Given instruction -
Copy the data exactly as it appears, and do not include any pictures.

Supplied material -
++++++++++

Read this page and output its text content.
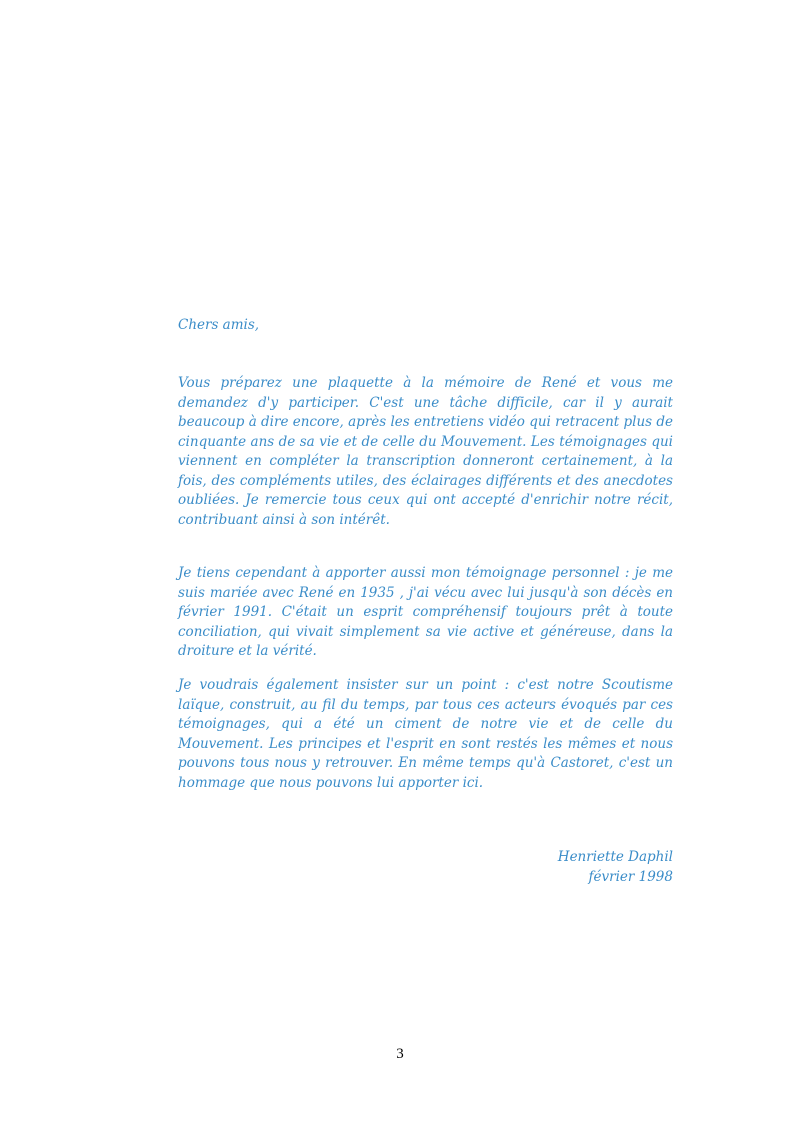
Chers amis,

Vous préparez une plaquette à la mémoire de René et vous me demandez d'y participer. C'est une tâche difficile, car il y aurait beaucoup à dire encore, après les entretiens vidéo qui retracent plus de cinquante ans de sa vie et de celle du Mouvement. Les témoignages qui viennent en compléter la transcription donneront certainement, à la fois, des compléments utiles, des éclairages différents et des anecdotes oubliées. Je remercie tous ceux qui ont accepté d'enrichir notre récit, contribuant ainsi à son intérêt.

Je tiens cependant à apporter aussi mon témoignage personnel : je me suis mariée avec René en 1935 , j'ai vécu avec lui jusqu'à son décès en février 1991. C'était un esprit compréhensif toujours prêt à toute conciliation, qui vivait simplement sa vie active et généreuse, dans la droiture et la vérité.

Je voudrais également insister sur un point : c'est notre Scoutisme laïque, construit, au fil du temps, par tous ces acteurs évoqués par ces témoignages, qui a été un ciment de notre vie et de celle du Mouvement. Les principes et l'esprit en sont restés les mêmes et nous pouvons tous nous y retrouver. En même temps qu'à Castoret, c'est un hommage que nous pouvons lui apporter ici.

Henriette Daphil
février 1998
3
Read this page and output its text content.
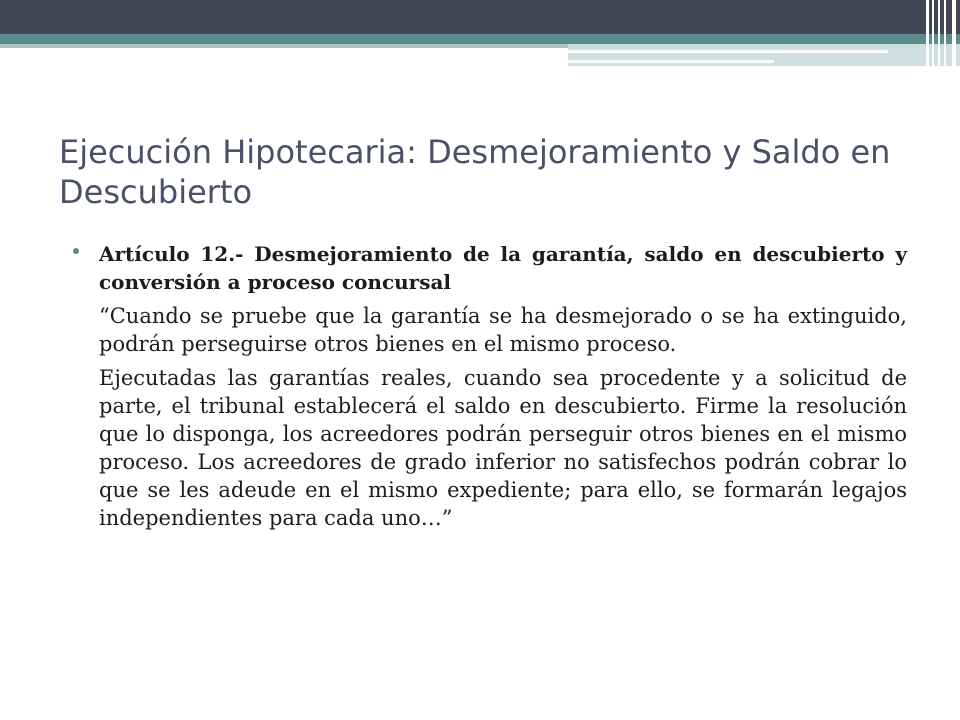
Ejecución Hipotecaria: Desmejoramiento y Saldo en Descubierto

Artículo 12.- Desmejoramiento de la garantía, saldo en descubierto y conversión a proceso concursal

“Cuando se pruebe que la garantía se ha desmejorado o se ha extinguido, podrán perseguirse otros bienes en el mismo proceso.

Ejecutadas las garantías reales, cuando sea procedente y a solicitud de parte, el tribunal establecerá el saldo en descubierto. Firme la resolución que lo disponga, los acreedores podrán perseguir otros bienes en el mismo proceso. Los acreedores de grado inferior no satisfechos podrán cobrar lo que se les adeude en el mismo expediente; para ello, se formarán legajos independientes para cada uno…”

++++++++++

Complete response -
Read this page and output its text content.
Chers amis,

Vous préparez une plaquette à la mémoire de René et vous me demandez d'y participer. C'est une tâche difficile, car il y aurait beaucoup à dire encore, après les entretiens vidéo qui retracent plus de cinquante ans de sa vie et de celle du Mouvement. Les témoignages qui viennent en compléter la transcription donneront certainement, à la fois, des compléments utiles, des éclairages différents et des anecdotes oubliées. Je remercie tous ceux qui ont accepté d'enrichir notre récit, contribuant ainsi à son intérêt.

Je tiens cependant à apporter aussi mon témoignage personnel : je me suis mariée avec René en 1935 , j'ai vécu avec lui jusqu'à son décès en février 1991. C'était un esprit compréhensif toujours prêt à toute conciliation, qui vivait simplement sa vie active et généreuse, dans la droiture et la vérité.

Je voudrais également insister sur un point : c'est notre Scoutisme laïque, construit, au fil du temps, par tous ces acteurs évoqués par ces témoignages, qui a été un ciment de notre vie et de celle du Mouvement. Les principes et l'esprit en sont restés les mêmes et nous pouvons tous nous y retrouver. En même temps qu'à Castoret, c'est un hommage que nous pouvons lui apporter ici.

Henriette Daphil
février 1998
3
Read this page and output its text content.
Ejecución Hipotecaria: Desmejoramiento y Saldo en Descubierto

Artículo 12.- Desmejoramiento de la garantía, saldo en descubierto y conversión a proceso concursal

“Cuando se pruebe que la garantía se ha desmejorado o se ha extinguido, podrán perseguirse otros bienes en el mismo proceso.

Ejecutadas las garantías reales, cuando sea procedente y a solicitud de parte, el tribunal establecerá el saldo en descubierto. Firme la resolución que lo disponga, los acreedores podrán perseguir otros bienes en el mismo proceso. Los acreedores de grado inferior no satisfechos podrán cobrar lo que se les adeude en el mismo expediente; para ello, se formarán legajos independientes para cada uno…”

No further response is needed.